*Aim of the task*: Reproduce every record below exactly as written, leaving out any pictures.

-- begin Data provided --

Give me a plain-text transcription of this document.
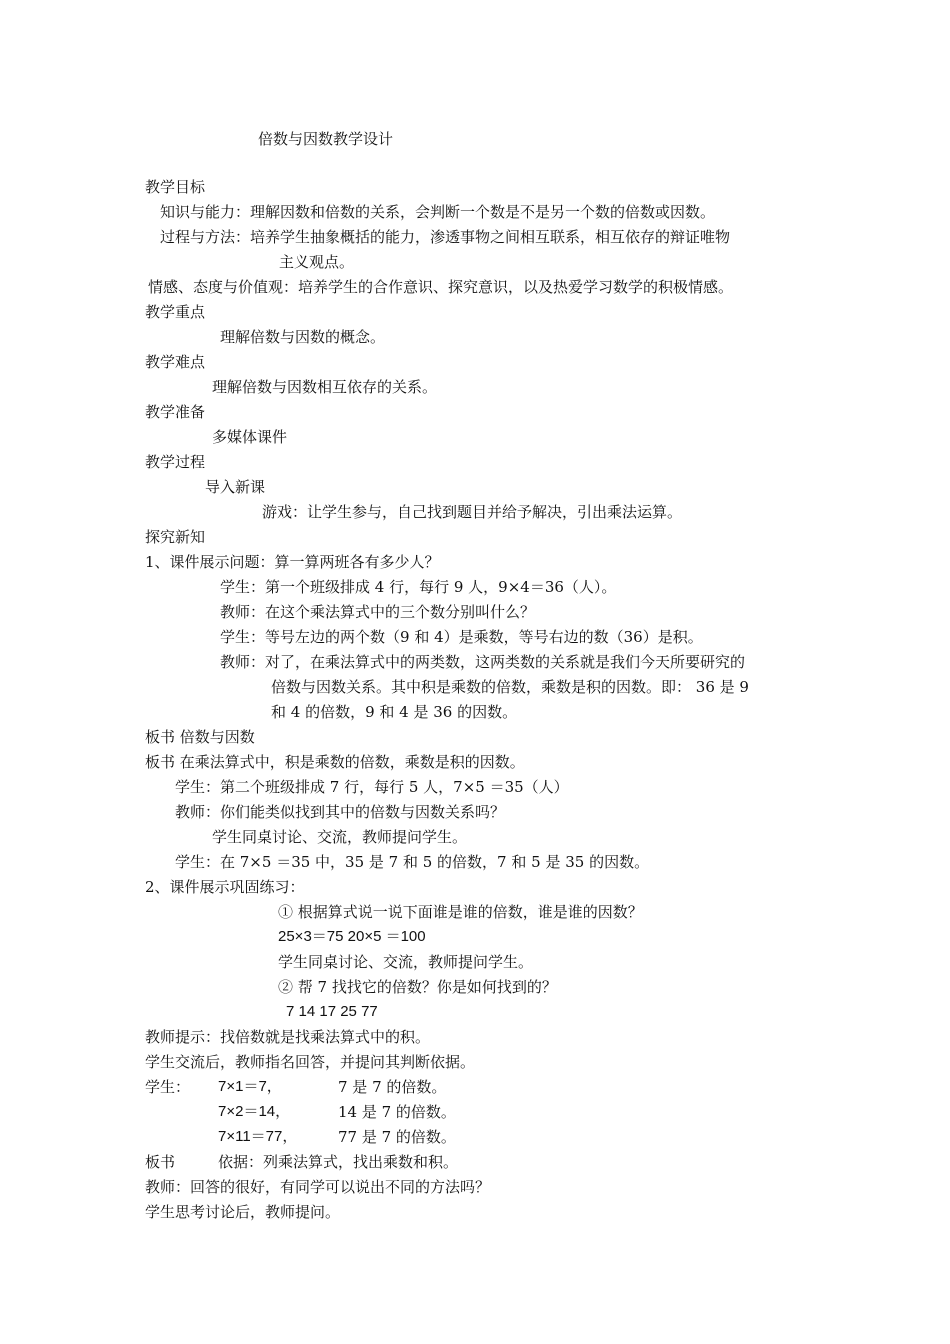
倍数与因数教学设计
教学目标
知识与能力：理解因数和倍数的关系，会判断一个数是不是另一个数的倍数或因数。
过程与方法：培养学生抽象概括的能力，渗透事物之间相互联系，相互依存的辩证唯物
主义观点。
情感、态度与价值观：培养学生的合作意识、探究意识，以及热爱学习数学的积极情感。
教学重点
理解倍数与因数的概念。
教学难点
理解倍数与因数相互依存的关系。
教学准备
多媒体课件
教学过程
导入新课
游戏：让学生参与，自己找到题目并给予解决，引出乘法运算。
探究新知
1、课件展示问题：算一算两班各有多少人？
学生：第一个班级排成 4 行，每行 9 人，9×4＝36（人）。
教师：在这个乘法算式中的三个数分别叫什么？
学生：等号左边的两个数（9 和 4）是乘数，等号右边的数（36）是积。
教师：对了，在乘法算式中的两类数，这两类数的关系就是我们今天所要研究的
倍数与因数关系。其中积是乘数的倍数，乘数是积的因数。即： 36 是 9
和 4 的倍数，9 和 4 是 36 的因数。
板书 倍数与因数
板书 在乘法算式中，积是乘数的倍数，乘数是积的因数。
学生：第二个班级排成 7 行，每行 5 人，7×5 ＝35（人）
教师：你们能类似找到其中的倍数与因数关系吗？
学生同桌讨论、交流，教师提问学生。
学生：在 7×5 ＝35 中，35 是 7 和 5 的倍数，7 和 5 是 35 的因数。
2、课件展示巩固练习：
① 根据算式说一说下面谁是谁的倍数，谁是谁的因数？
25×3＝75 20×5 ＝100
学生同桌讨论、交流，教师提问学生。
② 帮 7 找找它的倍数？你是如何找到的？
7 14 17 25 77
教师提示：找倍数就是找乘法算式中的积。
学生交流后，教师指名回答，并提问其判断依据。
学生： 7×1＝7，	7 是 7 的倍数。
7×2＝14，	14 是 7 的倍数。
7×11＝77，	77 是 7 的倍数。
板书	依据：列乘法算式，找出乘数和积。
教师：回答的很好，有同学可以说出不同的方法吗？
学生思考讨论后，教师提问。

-- end Data provided --

*Exercise output*:
Give me a plain-text transcription of this document.
倍数与因数教学设计
教学目标
知识与能力：理解因数和倍数的关系，会判断一个数是不是另一个数的倍数或因数。
过程与方法：培养学生抽象概括的能力，渗透事物之间相互联系，相互依存的辩证唯物
主义观点。
情感、态度与价值观：培养学生的合作意识、探究意识，以及热爱学习数学的积极情感。
教学重点
理解倍数与因数的概念。
教学难点
理解倍数与因数相互依存的关系。
教学准备
多媒体课件
教学过程
导入新课
游戏：让学生参与，自己找到题目并给予解决，引出乘法运算。
探究新知
1、课件展示问题：算一算两班各有多少人？
学生：第一个班级排成 4 行，每行 9 人，9×4＝36（人）。
教师：在这个乘法算式中的三个数分别叫什么？
学生：等号左边的两个数（9 和 4）是乘数，等号右边的数（36）是积。
教师：对了，在乘法算式中的两类数，这两类数的关系就是我们今天所要研究的
倍数与因数关系。其中积是乘数的倍数，乘数是积的因数。即： 36 是 9
和 4 的倍数，9 和 4 是 36 的因数。
板书 倍数与因数
板书 在乘法算式中，积是乘数的倍数，乘数是积的因数。
学生：第二个班级排成 7 行，每行 5 人，7×5 ＝35（人）
教师：你们能类似找到其中的倍数与因数关系吗？
学生同桌讨论、交流，教师提问学生。
学生：在 7×5 ＝35 中，35 是 7 和 5 的倍数，7 和 5 是 35 的因数。
2、课件展示巩固练习：
① 根据算式说一说下面谁是谁的倍数，谁是谁的因数？
25×3＝75 20×5 ＝100
学生同桌讨论、交流，教师提问学生。
② 帮 7 找找它的倍数？你是如何找到的？
7 14 17 25 77
教师提示：找倍数就是找乘法算式中的积。
学生交流后，教师指名回答，并提问其判断依据。
学生： 7×1＝7，	7 是 7 的倍数。
7×2＝14，	14 是 7 的倍数。
7×11＝77，	77 是 7 的倍数。
板书	依据：列乘法算式，找出乘数和积。
教师：回答的很好，有同学可以说出不同的方法吗？
学生思考讨论后，教师提问。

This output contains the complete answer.